● **Page element annotations**
* * * * * * *

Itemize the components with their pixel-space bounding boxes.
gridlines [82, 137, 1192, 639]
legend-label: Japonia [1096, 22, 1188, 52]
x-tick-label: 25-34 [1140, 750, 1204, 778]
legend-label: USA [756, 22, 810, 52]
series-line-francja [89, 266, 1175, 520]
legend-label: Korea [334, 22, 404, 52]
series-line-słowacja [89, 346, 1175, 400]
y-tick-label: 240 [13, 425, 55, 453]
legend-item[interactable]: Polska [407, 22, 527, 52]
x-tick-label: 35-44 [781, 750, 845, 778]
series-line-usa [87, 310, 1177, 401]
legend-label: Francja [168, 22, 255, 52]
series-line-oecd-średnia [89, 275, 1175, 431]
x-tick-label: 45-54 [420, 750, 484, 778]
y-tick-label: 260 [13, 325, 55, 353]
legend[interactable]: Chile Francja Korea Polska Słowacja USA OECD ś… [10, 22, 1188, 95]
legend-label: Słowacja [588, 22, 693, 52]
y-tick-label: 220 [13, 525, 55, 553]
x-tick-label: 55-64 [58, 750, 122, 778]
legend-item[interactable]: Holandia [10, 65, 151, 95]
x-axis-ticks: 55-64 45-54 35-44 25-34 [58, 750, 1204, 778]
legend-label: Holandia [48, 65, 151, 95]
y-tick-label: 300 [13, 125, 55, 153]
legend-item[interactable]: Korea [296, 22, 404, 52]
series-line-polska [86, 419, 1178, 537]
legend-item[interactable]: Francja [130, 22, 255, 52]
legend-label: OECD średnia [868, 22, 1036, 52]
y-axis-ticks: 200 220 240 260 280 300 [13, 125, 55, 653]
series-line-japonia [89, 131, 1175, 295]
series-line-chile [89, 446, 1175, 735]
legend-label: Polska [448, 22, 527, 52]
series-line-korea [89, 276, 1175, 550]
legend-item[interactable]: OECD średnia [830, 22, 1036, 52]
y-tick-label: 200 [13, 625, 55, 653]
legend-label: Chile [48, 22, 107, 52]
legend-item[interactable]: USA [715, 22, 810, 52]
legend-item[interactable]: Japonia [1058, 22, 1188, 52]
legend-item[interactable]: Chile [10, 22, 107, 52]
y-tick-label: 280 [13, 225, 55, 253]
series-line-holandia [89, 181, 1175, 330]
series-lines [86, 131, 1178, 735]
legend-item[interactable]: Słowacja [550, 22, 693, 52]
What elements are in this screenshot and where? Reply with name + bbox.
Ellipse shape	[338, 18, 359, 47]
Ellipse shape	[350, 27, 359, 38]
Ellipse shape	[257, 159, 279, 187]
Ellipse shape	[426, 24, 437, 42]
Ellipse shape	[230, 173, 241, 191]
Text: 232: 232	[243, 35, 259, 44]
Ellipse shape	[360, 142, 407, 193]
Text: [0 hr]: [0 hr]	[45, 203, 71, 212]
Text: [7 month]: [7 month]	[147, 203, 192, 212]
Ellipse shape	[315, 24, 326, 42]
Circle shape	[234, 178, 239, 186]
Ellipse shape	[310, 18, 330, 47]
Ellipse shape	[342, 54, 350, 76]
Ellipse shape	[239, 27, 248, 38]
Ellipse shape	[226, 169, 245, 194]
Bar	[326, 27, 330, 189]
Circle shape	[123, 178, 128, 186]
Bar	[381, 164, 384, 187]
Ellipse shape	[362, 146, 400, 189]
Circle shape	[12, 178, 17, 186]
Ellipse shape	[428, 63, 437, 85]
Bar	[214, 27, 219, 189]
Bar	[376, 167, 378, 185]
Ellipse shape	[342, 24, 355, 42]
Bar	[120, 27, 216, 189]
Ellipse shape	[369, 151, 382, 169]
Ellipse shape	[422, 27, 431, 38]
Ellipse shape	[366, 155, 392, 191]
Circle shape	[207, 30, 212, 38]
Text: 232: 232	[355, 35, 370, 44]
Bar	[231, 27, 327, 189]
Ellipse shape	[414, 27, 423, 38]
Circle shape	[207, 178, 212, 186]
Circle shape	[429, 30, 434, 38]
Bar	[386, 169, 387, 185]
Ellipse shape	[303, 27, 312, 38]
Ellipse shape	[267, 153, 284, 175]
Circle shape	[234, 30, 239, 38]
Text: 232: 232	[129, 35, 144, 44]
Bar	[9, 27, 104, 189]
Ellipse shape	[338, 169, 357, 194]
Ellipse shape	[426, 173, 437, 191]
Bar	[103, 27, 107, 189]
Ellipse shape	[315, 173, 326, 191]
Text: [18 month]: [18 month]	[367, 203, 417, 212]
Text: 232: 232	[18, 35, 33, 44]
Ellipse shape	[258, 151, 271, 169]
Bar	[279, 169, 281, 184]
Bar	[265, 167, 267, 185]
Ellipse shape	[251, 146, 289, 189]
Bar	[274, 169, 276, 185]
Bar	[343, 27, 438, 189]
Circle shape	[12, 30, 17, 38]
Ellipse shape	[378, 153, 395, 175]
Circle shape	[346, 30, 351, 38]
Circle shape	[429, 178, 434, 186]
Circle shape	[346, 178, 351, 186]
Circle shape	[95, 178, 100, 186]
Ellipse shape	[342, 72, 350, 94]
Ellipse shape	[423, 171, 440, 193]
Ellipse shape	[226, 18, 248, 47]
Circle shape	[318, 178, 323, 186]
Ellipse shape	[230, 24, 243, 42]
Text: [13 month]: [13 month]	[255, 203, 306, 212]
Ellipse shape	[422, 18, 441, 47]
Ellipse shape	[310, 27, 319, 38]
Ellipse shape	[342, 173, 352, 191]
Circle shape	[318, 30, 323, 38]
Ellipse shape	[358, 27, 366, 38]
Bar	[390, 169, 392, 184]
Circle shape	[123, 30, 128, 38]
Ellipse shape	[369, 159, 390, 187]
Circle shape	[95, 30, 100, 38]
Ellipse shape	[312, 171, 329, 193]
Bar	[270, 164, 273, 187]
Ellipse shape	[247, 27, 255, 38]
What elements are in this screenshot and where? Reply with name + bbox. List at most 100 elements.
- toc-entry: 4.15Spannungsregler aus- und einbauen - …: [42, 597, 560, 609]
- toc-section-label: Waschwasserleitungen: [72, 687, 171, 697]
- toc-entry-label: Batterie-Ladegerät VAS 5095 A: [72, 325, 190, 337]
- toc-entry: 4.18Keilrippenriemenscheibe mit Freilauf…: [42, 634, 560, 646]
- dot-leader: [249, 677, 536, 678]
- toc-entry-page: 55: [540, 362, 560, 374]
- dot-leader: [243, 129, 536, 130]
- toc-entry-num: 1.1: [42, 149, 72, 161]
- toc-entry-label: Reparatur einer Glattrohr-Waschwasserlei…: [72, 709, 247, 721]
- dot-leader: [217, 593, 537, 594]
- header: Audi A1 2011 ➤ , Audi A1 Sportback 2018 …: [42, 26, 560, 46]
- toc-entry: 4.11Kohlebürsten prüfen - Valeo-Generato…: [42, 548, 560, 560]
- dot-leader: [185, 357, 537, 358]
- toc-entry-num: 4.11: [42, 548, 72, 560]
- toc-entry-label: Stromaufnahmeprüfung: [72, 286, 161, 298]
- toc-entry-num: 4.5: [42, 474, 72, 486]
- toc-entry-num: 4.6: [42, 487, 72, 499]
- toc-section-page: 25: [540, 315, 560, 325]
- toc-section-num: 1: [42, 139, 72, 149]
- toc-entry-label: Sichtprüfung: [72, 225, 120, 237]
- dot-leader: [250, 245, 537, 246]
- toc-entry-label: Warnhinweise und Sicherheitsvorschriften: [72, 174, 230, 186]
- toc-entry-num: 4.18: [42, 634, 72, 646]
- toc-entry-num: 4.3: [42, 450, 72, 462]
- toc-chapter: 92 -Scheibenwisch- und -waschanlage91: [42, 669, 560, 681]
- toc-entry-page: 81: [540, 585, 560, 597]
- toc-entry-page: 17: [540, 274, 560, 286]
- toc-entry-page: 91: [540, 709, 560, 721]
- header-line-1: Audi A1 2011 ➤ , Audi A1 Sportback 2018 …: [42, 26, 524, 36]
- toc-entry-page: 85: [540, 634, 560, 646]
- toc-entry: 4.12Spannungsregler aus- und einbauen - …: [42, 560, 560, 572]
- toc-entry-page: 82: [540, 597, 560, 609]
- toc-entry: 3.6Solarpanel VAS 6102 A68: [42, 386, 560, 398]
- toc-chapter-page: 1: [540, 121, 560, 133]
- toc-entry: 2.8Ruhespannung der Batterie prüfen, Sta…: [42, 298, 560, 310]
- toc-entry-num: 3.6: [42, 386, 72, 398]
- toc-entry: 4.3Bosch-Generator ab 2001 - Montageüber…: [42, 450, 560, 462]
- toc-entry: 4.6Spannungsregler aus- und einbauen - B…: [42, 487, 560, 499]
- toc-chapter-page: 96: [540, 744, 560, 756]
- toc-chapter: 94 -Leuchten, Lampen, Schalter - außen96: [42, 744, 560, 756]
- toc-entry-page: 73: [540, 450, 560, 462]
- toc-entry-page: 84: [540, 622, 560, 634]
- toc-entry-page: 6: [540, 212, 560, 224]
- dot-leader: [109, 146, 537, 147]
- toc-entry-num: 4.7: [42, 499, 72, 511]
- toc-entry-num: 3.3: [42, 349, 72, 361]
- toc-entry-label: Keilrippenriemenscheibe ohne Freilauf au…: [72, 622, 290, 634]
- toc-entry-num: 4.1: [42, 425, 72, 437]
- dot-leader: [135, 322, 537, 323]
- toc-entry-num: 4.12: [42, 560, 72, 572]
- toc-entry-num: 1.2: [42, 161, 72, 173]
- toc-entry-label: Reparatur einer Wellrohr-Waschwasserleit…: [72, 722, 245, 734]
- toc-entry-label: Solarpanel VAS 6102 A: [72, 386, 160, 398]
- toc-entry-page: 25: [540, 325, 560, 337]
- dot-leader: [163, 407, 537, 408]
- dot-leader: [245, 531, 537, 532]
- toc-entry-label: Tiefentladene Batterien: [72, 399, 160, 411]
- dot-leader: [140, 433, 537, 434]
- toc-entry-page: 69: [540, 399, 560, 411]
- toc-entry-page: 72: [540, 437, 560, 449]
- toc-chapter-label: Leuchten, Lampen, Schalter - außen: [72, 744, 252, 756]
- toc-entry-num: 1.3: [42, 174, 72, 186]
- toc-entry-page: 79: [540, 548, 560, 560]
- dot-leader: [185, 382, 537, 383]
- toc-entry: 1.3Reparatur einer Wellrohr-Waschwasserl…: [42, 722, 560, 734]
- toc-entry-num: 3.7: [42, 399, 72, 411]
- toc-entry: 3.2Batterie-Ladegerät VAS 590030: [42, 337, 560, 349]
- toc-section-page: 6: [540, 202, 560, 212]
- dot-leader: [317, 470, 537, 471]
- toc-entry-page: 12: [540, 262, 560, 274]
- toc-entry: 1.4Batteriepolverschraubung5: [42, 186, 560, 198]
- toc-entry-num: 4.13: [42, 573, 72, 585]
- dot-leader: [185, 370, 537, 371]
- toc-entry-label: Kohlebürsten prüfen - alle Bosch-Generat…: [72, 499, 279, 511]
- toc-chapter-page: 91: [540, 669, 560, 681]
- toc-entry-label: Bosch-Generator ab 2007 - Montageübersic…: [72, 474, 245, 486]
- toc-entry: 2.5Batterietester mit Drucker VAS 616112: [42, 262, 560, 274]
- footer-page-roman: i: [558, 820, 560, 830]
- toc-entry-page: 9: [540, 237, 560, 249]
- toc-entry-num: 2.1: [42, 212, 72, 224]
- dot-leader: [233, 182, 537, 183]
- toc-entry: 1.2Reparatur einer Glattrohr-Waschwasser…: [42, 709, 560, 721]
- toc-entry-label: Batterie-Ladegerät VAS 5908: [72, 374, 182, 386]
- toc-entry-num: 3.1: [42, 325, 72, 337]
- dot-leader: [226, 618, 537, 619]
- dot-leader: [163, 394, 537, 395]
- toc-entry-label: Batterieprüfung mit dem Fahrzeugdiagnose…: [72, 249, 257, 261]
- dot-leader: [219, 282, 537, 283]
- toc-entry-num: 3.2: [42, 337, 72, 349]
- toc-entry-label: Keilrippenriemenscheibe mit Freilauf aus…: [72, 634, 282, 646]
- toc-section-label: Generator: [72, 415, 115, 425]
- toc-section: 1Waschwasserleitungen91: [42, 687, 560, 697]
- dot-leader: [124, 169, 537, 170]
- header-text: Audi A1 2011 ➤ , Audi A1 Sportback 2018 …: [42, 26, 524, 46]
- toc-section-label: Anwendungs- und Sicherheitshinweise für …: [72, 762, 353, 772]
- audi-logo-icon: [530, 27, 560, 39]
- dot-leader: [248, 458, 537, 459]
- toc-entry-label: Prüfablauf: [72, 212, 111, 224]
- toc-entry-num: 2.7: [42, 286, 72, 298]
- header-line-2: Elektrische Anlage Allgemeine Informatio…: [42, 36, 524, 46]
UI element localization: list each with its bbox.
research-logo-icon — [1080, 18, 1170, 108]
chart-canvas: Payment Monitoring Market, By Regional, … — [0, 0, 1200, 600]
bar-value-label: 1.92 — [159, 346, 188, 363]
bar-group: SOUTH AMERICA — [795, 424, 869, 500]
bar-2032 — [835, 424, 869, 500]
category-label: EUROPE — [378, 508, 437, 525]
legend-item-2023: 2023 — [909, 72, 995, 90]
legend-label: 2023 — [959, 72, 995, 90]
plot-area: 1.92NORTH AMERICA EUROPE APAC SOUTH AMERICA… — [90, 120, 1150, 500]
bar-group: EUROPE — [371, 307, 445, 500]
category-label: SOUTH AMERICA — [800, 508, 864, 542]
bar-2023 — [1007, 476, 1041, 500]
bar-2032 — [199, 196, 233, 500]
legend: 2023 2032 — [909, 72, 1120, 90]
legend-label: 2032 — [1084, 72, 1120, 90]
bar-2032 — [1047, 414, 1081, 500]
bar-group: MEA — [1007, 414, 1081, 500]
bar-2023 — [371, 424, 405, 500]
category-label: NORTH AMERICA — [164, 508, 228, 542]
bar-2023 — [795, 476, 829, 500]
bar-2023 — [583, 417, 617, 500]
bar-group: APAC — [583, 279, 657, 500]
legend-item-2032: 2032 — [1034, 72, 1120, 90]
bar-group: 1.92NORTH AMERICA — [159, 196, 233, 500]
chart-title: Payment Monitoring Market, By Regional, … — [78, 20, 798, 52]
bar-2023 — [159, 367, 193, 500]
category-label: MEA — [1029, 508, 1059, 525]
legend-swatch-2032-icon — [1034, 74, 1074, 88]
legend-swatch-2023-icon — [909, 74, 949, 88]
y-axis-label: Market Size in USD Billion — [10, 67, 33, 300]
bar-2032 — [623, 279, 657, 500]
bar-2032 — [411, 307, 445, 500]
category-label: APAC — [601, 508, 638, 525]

* * * * * * *

● **Task objective**
Retype the entries word for word, starting at the first line and ending at the line that contains "series-line-francja [89, 266, 1175, 520]".

● **Solution to this task**
Itemize the components with their pixel-space bounding boxes.
gridlines [82, 137, 1192, 639]
legend-label: Japonia [1096, 22, 1188, 52]
x-tick-label: 25-34 [1140, 750, 1204, 778]
legend-label: USA [756, 22, 810, 52]
series-line-francja [89, 266, 1175, 520]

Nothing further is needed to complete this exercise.